→ **Stated goal**: Copy out the whole passage about twelfth grade in different countries, word for word.
# Start of Text extract
In Brazil, the twelfth grade is the "terceiro ano do ensino médio", meaning "third grade of high school", being the last grade of high school. It is typically attended by 17–18 years old students. During this grade, most students apply in the Exame Nacional do Ensino Médio, and exame vestibular, the entrance examinations to education institutions.

Bulgaria
In Bulgaria the twelfth grade is the last year of high-school. Twelfth-grade students tend to be 18 years old. Usually, students are preparing to take the Matriculation exam in the end of their 2nd semester.

Canada
In Canada, the twelfth grade is referred to as Grade 12. Students generally enter their Grade-12 year when they are 16-or 17-years old. If they are 16-years old, they will be turning 17 by December 31 of that year. Thus, students in Canada generally graduate high school at 17-or 18-years old. In many Canadian high schools, students in their Grade-12 year hold a series of fundraisers, grade-class trips, and other social events. Grade-12 Canadian students attend Graduation which usually involves an official ceremony.

Quebec is the only province that does not have Grade 12; their students finish secondary school at the equivalent of Grade 11, and then do two years of college before going to university. Thus, when a student is in Grade 12 in Ontario, for instance, the student in Quebec is in their first year of college.

Ontario previously had Grade 13 from 1921 to 1988, at which point it was replaced by the Ontario Academic Credit (OAC). While the Ontario Academic Credit was technically optional and not required in order to receive an Ontario Secondary School Diploma, it was required to enter university. The OAC was phased out in 2003, leaving Grade 12 as the final year of secondary education for all Ontario students.

Newfoundland and Labrador did not introduce Grade 12 until 1983.

Denmark

In Denmark, the twelfth grade is the 3rd G, which is the final year of secondary school. 3.g is equivalent to 3rd grade of secondary school, or gymnasium. This is not compulsory, as education is only compulsory through 9th grade. Students are often 18-19 or older when they finish secondary school. The age of graduation is caused by the fact that Danish children first start school at 6. The reason that many students will be at the age of 20 when they graduate is because some people choose to have one-year gap between the 9th grade and gymnasium's 1st G (the first year of secondary school), where students typically go to special art- or sport-oriented boarding schools or become exchange students all over the world. This is optional though; you can go directly to the first year of secondary school after 9th grade.
# End of Text extract
# Start of Listed records
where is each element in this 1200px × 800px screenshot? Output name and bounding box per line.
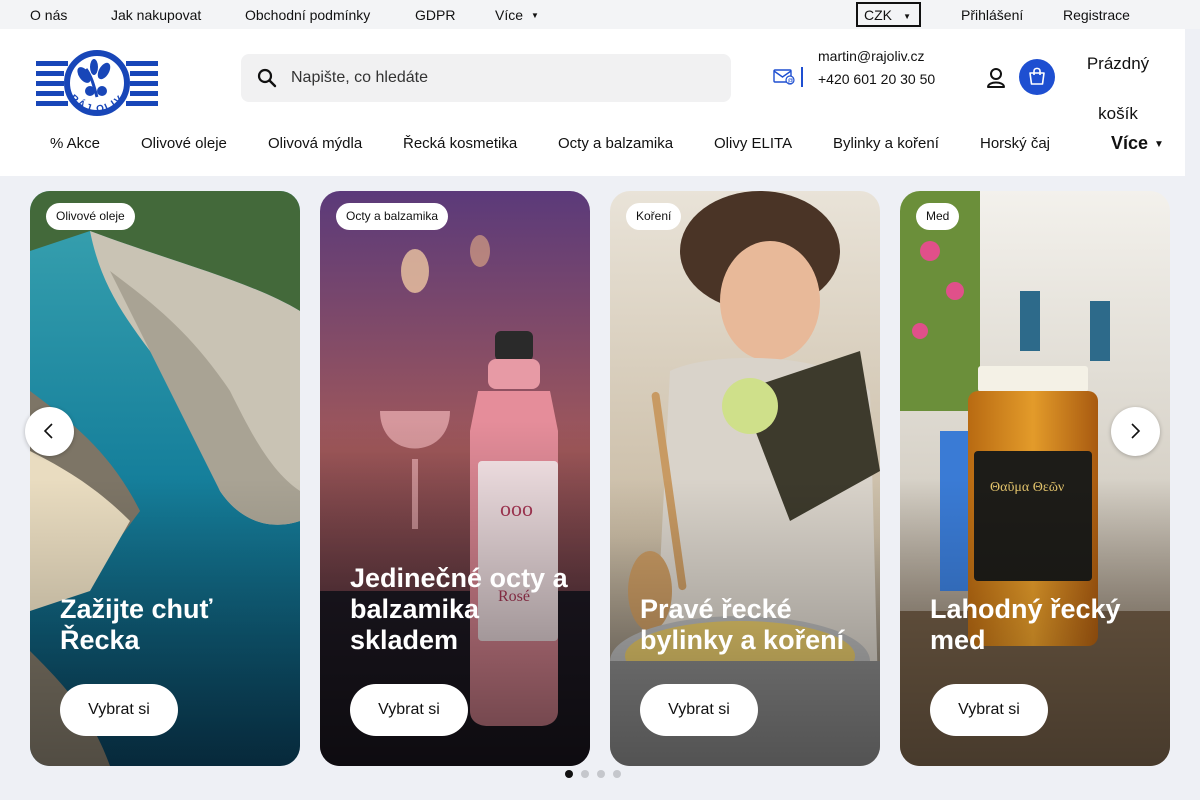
- chevron-down-icon: ▼: [903, 12, 911, 21]
- link-jak-nakupovat[interactable]: Jak nakupovat: [111, 7, 201, 23]
- cart-button[interactable]: [1019, 59, 1055, 95]
- logo-emblem-icon: RÁJ OLIV: [36, 50, 158, 116]
- currency-select[interactable]: CZK ▼: [856, 2, 921, 27]
- svg-text:@: @: [788, 79, 794, 85]
- site-logo[interactable]: RÁJ OLIV: [34, 47, 160, 119]
- carousel-dot[interactable]: [597, 770, 605, 778]
- nav-more-menu[interactable]: Více ▼: [1111, 133, 1164, 154]
- cart-icon: [1029, 67, 1045, 85]
- user-icon[interactable]: [985, 67, 1007, 89]
- chevron-right-icon: [1131, 423, 1141, 439]
- card-image-vinegar-bottle: ooo Rosé: [320, 191, 590, 766]
- nav-octy-a-balzamika[interactable]: Octy a balzamika: [558, 135, 673, 152]
- topbar-more-menu[interactable]: Více ▼: [495, 7, 539, 23]
- carousel-dot[interactable]: [581, 770, 589, 778]
- chevron-left-icon: [43, 423, 53, 439]
- carousel-next-button[interactable]: [1111, 407, 1160, 456]
- choose-button[interactable]: Vybrat si: [350, 684, 468, 736]
- cart-status[interactable]: Prázdný košík: [1080, 39, 1156, 139]
- search-icon[interactable]: [257, 68, 277, 88]
- currency-value: CZK: [864, 7, 892, 23]
- card-image-honey-jar: Θαῦμα Θεῶν: [900, 191, 1170, 766]
- search-input[interactable]: [291, 66, 711, 90]
- choose-button[interactable]: Vybrat si: [60, 684, 178, 736]
- nav-olivy-elita[interactable]: Olivy ELITA: [714, 135, 792, 152]
- promo-card-olive-oils[interactable]: Olivové oleje Zažijte chuť Řecka Vybrat …: [30, 191, 300, 766]
- contact-separator: [801, 67, 803, 87]
- carousel-prev-button[interactable]: [25, 407, 74, 456]
- slide-headline: Jedinečné octy a balzamika skladem: [350, 563, 568, 655]
- slide-headline: Pravé řecké bylinky a koření: [640, 594, 845, 655]
- slide-headline: Lahodný řecký med: [930, 594, 1121, 655]
- nav-olivova-mydla[interactable]: Olivová mýdla: [268, 135, 362, 152]
- search-bar: [241, 54, 731, 102]
- login-link[interactable]: Přihlášení: [961, 7, 1023, 23]
- category-tag: Octy a balzamika: [336, 203, 449, 230]
- category-tag: Med: [916, 203, 960, 230]
- mail-icon: @: [773, 69, 795, 85]
- topbar-more-label: Více: [495, 7, 524, 23]
- carousel-dot[interactable]: [565, 770, 573, 778]
- nav-horsky-caj[interactable]: Horský čaj: [980, 135, 1050, 152]
- category-tag: Koření: [626, 203, 682, 230]
- nav-recka-kosmetika[interactable]: Řecká kosmetika: [403, 135, 517, 152]
- register-link[interactable]: Registrace: [1063, 7, 1130, 23]
- slide-headline: Zažijte chuť Řecka: [60, 594, 213, 655]
- link-obchodni-podminky[interactable]: Obchodní podmínky: [245, 7, 370, 23]
- nav-akce[interactable]: % Akce: [50, 135, 100, 152]
- choose-button[interactable]: Vybrat si: [640, 684, 758, 736]
- promo-card-honey[interactable]: Θαῦμα Θεῶν Med Lahodný řecký med Vybrat …: [900, 191, 1170, 766]
- contact-info: martin@rajoliv.cz +420 601 20 30 50: [818, 45, 936, 90]
- site-header: RÁJ OLIV @ martin@rajoliv.cz +420 601 20…: [0, 29, 1185, 176]
- link-o-nas[interactable]: O nás: [30, 7, 67, 23]
- carousel-dot[interactable]: [613, 770, 621, 778]
- category-tag: Olivové oleje: [46, 203, 135, 230]
- card-image-cooking-herbs: [610, 191, 880, 766]
- link-gdpr[interactable]: GDPR: [415, 7, 455, 23]
- top-utility-bar: O nás Jak nakupovat Obchodní podmínky GD…: [0, 0, 1200, 29]
- choose-button[interactable]: Vybrat si: [930, 684, 1048, 736]
- nav-more-label: Více: [1111, 133, 1149, 153]
- card-image-coast: [30, 191, 300, 766]
- nav-olivove-oleje[interactable]: Olivové oleje: [141, 135, 227, 152]
- contact-email[interactable]: martin@rajoliv.cz: [818, 45, 936, 68]
- nav-bylinky-a-koreni[interactable]: Bylinky a koření: [833, 135, 939, 152]
- chevron-down-icon: ▼: [531, 11, 539, 20]
- contact-phone[interactable]: +420 601 20 30 50: [818, 68, 936, 91]
- promo-card-vinegars[interactable]: ooo Rosé Octy a balzamika Jedinečné octy…: [320, 191, 590, 766]
- chevron-down-icon: ▼: [1154, 139, 1164, 150]
- promo-card-herbs[interactable]: Koření Pravé řecké bylinky a koření Vybr…: [610, 191, 880, 766]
# End of Listed records
→ **Output of the task**:
In Brazil, the twelfth grade is the "terceiro ano do ensino médio", meaning "third grade of high school", being the last grade of high school. It is typically attended by 17–18 years old students. During this grade, most students apply in the Exame Nacional do Ensino Médio, and exame vestibular, the entrance examinations to education institutions.

Bulgaria
In Bulgaria the twelfth grade is the last year of high-school. Twelfth-grade students tend to be 18 years old. Usually, students are preparing to take the Matriculation exam in the end of their 2nd semester.

Canada
In Canada, the twelfth grade is referred to as Grade 12. Students generally enter their Grade-12 year when they are 16-or 17-years old. If they are 16-years old, they will be turning 17 by December 31 of that year. Thus, students in Canada generally graduate high school at 17-or 18-years old. In many Canadian high schools, students in their Grade-12 year hold a series of fundraisers, grade-class trips, and other social events. Grade-12 Canadian students attend Graduation which usually involves an official ceremony.

Quebec is the only province that does not have Grade 12; their students finish secondary school at the equivalent of Grade 11, and then do two years of college before going to university. Thus, when a student is in Grade 12 in Ontario, for instance, the student in Quebec is in their first year of college.

Ontario previously had Grade 13 from 1921 to 1988, at which point it was replaced by the Ontario Academic Credit (OAC). While the Ontario Academic Credit was technically optional and not required in order to receive an Ontario Secondary School Diploma, it was required to enter university. The OAC was phased out in 2003, leaving Grade 12 as the final year of secondary education for all Ontario students.

Newfoundland and Labrador did not introduce Grade 12 until 1983.

Denmark

In Denmark, the twelfth grade is the 3rd G, which is the final year of secondary school. 3.g is equivalent to 3rd grade of secondary school, or gymnasium. This is not compulsory, as education is only compulsory through 9th grade. Students are often 18-19 or older when they finish secondary school. The age of graduation is caused by the fact that Danish children first start school at 6. The reason that many students will be at the age of 20 when they graduate is because some people choose to have one-year gap between the 9th grade and gymnasium's 1st G (the first year of secondary school), where students typically go to special art- or sport-oriented boarding schools or become exchange students all over the world. This is optional though; you can go directly to the first year of secondary school after 9th grade.